begin Data for this exercise

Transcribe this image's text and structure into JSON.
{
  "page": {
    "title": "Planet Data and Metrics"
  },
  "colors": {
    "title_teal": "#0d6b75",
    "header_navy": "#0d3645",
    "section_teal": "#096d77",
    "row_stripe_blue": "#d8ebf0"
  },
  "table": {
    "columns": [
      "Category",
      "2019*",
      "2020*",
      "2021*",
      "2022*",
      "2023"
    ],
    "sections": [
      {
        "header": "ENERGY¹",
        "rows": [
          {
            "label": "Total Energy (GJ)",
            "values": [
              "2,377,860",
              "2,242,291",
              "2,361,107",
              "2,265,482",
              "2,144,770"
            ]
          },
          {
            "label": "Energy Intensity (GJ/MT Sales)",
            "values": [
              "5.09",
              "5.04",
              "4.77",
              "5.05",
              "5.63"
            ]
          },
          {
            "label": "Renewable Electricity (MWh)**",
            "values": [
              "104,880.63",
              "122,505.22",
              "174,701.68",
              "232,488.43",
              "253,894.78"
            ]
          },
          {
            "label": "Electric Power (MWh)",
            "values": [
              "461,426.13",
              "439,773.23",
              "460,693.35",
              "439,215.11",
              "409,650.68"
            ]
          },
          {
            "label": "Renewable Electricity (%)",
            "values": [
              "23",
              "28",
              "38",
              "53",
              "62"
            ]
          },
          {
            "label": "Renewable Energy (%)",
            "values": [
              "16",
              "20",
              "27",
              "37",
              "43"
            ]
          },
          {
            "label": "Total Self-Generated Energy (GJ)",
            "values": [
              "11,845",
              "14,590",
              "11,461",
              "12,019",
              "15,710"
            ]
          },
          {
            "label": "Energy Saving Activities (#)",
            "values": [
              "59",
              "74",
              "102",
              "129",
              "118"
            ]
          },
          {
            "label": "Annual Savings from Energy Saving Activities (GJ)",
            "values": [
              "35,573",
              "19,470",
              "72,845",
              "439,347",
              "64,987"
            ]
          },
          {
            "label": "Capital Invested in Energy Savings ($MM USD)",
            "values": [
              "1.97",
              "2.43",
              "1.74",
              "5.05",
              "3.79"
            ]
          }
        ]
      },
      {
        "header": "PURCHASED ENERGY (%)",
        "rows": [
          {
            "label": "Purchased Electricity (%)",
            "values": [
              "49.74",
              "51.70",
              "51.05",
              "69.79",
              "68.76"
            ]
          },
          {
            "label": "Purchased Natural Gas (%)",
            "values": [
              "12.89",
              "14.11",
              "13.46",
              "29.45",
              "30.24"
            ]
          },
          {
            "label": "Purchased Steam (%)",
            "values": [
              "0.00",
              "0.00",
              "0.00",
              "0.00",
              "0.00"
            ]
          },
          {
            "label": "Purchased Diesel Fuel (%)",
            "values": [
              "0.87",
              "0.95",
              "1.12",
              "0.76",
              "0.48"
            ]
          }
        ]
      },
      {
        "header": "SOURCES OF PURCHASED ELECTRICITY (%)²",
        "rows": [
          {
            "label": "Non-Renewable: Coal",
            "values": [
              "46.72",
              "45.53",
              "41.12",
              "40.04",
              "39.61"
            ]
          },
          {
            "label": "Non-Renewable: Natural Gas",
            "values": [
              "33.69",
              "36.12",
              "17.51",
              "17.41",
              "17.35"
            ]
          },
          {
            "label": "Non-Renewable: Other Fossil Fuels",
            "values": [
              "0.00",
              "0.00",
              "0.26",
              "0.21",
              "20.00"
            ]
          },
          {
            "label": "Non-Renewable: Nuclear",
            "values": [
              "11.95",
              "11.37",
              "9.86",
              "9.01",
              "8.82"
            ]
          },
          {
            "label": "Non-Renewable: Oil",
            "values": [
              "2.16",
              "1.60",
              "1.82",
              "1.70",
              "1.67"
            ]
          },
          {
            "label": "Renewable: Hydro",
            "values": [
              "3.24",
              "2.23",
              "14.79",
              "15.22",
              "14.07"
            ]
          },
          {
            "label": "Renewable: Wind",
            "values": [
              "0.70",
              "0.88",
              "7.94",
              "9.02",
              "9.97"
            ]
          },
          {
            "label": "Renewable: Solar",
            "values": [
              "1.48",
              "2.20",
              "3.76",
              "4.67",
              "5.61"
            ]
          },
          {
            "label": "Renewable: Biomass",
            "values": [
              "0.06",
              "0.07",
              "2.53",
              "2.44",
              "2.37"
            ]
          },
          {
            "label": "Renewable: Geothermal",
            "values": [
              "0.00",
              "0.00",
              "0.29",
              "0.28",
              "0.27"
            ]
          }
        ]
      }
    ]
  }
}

end Data for this exercise

» **What is expected**
Provide solely the number of lines in the data that include the word "Natural".

» **Task answer**
2